**Exercise**
The required output is the line containing "Read out every word on this page." through the final line of the material below, printed exactly, with no other lines.

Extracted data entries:
* * *
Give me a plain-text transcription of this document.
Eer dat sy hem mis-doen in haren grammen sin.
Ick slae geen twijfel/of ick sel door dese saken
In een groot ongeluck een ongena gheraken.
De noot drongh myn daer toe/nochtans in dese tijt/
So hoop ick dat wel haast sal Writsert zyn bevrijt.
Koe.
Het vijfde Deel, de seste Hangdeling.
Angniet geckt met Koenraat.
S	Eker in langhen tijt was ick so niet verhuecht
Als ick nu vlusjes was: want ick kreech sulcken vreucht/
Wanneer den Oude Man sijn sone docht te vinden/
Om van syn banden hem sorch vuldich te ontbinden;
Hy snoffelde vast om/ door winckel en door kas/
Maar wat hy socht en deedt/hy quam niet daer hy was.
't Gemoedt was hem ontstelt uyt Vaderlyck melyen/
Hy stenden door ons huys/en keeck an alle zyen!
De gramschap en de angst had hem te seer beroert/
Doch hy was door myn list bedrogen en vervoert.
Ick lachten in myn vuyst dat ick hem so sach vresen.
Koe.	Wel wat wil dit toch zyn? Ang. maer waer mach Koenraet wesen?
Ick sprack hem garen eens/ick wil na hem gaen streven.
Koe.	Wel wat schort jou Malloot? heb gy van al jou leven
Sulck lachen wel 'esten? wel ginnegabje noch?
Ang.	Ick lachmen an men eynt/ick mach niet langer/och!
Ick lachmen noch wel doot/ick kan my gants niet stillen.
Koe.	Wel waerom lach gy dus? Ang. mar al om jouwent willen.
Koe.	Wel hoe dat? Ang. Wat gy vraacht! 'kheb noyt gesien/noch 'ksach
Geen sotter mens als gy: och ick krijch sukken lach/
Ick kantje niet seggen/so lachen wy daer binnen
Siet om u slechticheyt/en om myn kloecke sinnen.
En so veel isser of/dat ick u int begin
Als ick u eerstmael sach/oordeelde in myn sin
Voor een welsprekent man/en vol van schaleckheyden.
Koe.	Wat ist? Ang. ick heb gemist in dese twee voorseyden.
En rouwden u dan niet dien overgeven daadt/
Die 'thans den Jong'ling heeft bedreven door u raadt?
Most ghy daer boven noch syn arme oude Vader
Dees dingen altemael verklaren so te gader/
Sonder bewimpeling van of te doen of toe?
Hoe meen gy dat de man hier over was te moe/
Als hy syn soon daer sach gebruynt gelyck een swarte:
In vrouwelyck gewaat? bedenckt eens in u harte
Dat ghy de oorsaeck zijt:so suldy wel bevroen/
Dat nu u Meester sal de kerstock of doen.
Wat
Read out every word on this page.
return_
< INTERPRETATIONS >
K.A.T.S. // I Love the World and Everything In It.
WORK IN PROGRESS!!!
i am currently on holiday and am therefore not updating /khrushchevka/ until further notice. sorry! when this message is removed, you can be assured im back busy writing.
* * *
**Output for this exercise**
Read out every word on this page.
return_
< INTERPRETATIONS >
K.A.T.S. // I Love the World and Everything In It.
WORK IN PROGRESS!!!
i am currently on holiday and am therefore not updating /khrushchevka/ until further notice. sorry! when this message is removed, you can be assured im back busy writing.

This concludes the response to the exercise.